▶ [Task directions]
Without the pictures, set down the records below word for word.

▶ [Given records]

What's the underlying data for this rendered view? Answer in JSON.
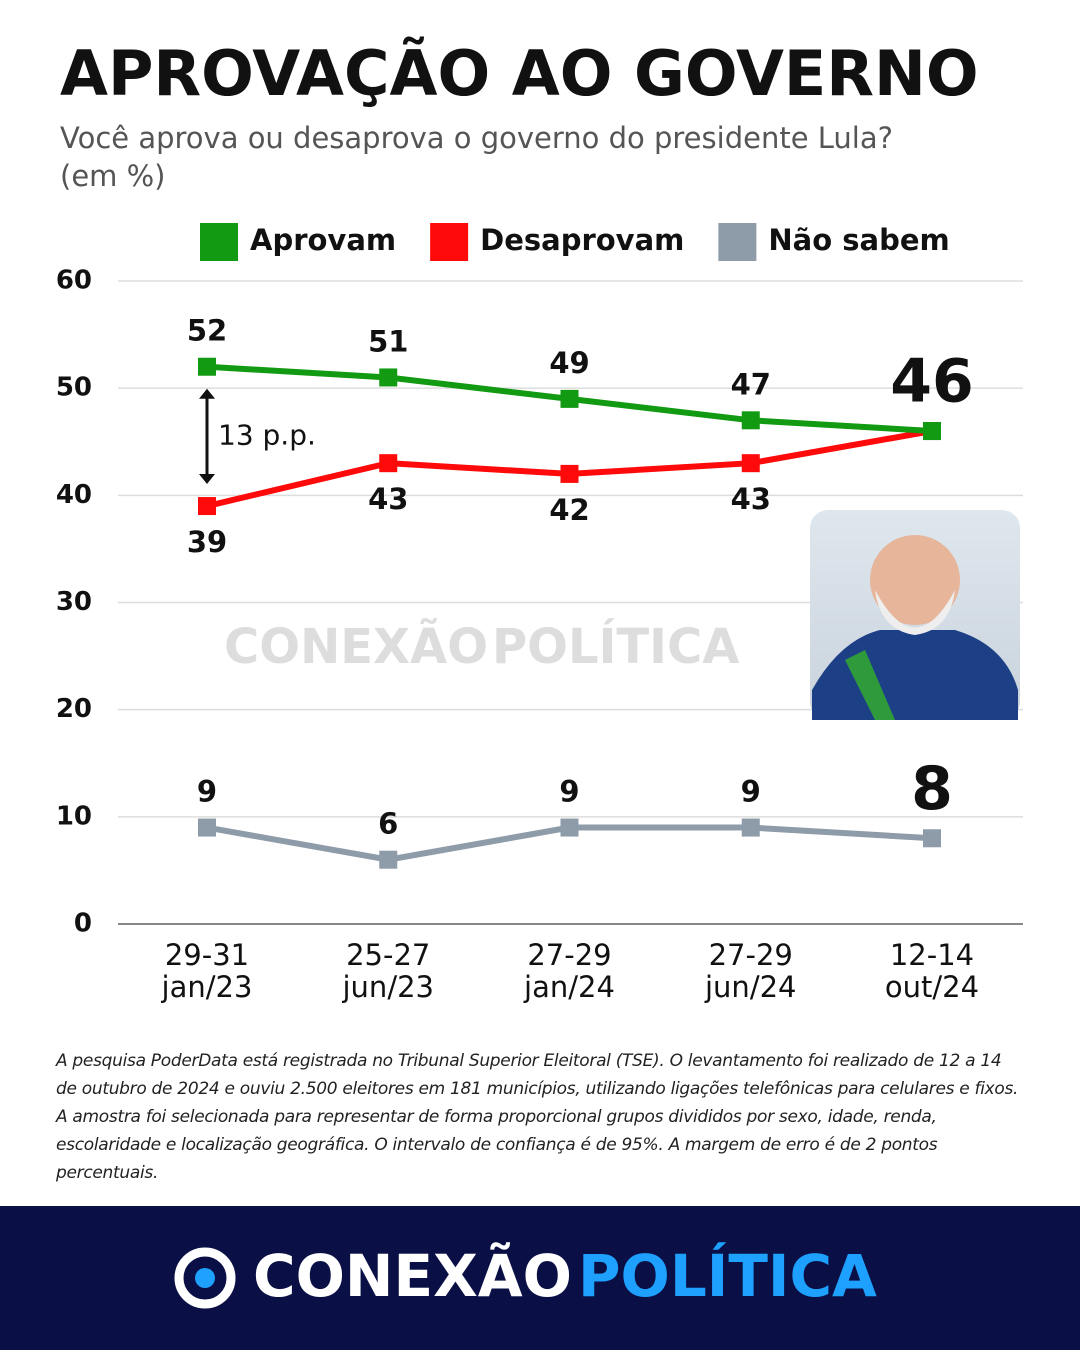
{
  "chart_data": {
    "type": "line",
    "title": "APROVAÇÃO AO GOVERNO",
    "subtitle": "Você aprova ou desaprova o governo do presidente Lula?",
    "unit_note": "(em %)",
    "categories": [
      "29-31 jan/23",
      "25-27 jun/23",
      "27-29 jan/24",
      "27-29 jun/24",
      "12-14 out/24"
    ],
    "series": [
      {
        "name": "Aprovam",
        "color": "#129a12",
        "values": [
          52,
          51,
          49,
          47,
          46
        ]
      },
      {
        "name": "Desaprovam",
        "color": "#ff0a0a",
        "values": [
          39,
          43,
          42,
          43,
          46
        ]
      },
      {
        "name": "Não sabem",
        "color": "#8e9ba8",
        "values": [
          9,
          6,
          9,
          9,
          8
        ]
      }
    ],
    "ylim": [
      0,
      60
    ],
    "yticks": [
      0,
      10,
      20,
      30,
      40,
      50,
      60
    ],
    "grid": true,
    "annotation": "13 p.p.",
    "watermark": [
      "CONEXÃO",
      "POLÍTICA"
    ],
    "footnote": "A pesquisa PoderData está registrada no Tribunal Superior Eleitoral (TSE). O levantamento foi realizado de 12 a 14 de outubro de 2024 e ouviu 2.500 eleitores em 181 municípios, utilizando ligações telefônicas para celulares e fixos. A amostra foi selecionada para representar de forma proporcional grupos divididos por sexo, idade, renda, escolaridade e localização geográfica. O intervalo de confiança é de 95%. A margem de erro é de 2 pontos percentuais.",
    "brand": [
      "CONEXÃO",
      "POLÍTICA"
    ]
  }
}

▶ [Response]
What's the underlying data for this rendered view? Answer in JSON.
{
  "chart_data": {
    "type": "line",
    "title": "APROVAÇÃO AO GOVERNO",
    "subtitle": "Você aprova ou desaprova o governo do presidente Lula?",
    "unit_note": "(em %)",
    "categories": [
      "29-31 jan/23",
      "25-27 jun/23",
      "27-29 jan/24",
      "27-29 jun/24",
      "12-14 out/24"
    ],
    "series": [
      {
        "name": "Aprovam",
        "color": "#129a12",
        "values": [
          52,
          51,
          49,
          47,
          46
        ]
      },
      {
        "name": "Desaprovam",
        "color": "#ff0a0a",
        "values": [
          39,
          43,
          42,
          43,
          46
        ]
      },
      {
        "name": "Não sabem",
        "color": "#8e9ba8",
        "values": [
          9,
          6,
          9,
          9,
          8
        ]
      }
    ],
    "ylim": [
      0,
      60
    ],
    "yticks": [
      0,
      10,
      20,
      30,
      40,
      50,
      60
    ],
    "grid": true,
    "annotation": "13 p.p.",
    "watermark": [
      "CONEXÃO",
      "POLÍTICA"
    ],
    "footnote": "A pesquisa PoderData está registrada no Tribunal Superior Eleitoral (TSE). O levantamento foi realizado de 12 a 14 de outubro de 2024 e ouviu 2.500 eleitores em 181 municípios, utilizando ligações telefônicas para celulares e fixos. A amostra foi selecionada para representar de forma proporcional grupos divididos por sexo, idade, renda, escolaridade e localização geográfica. O intervalo de confiança é de 95%. A margem de erro é de 2 pontos percentuais.",
    "brand": [
      "CONEXÃO",
      "POLÍTICA"
    ]
  }
}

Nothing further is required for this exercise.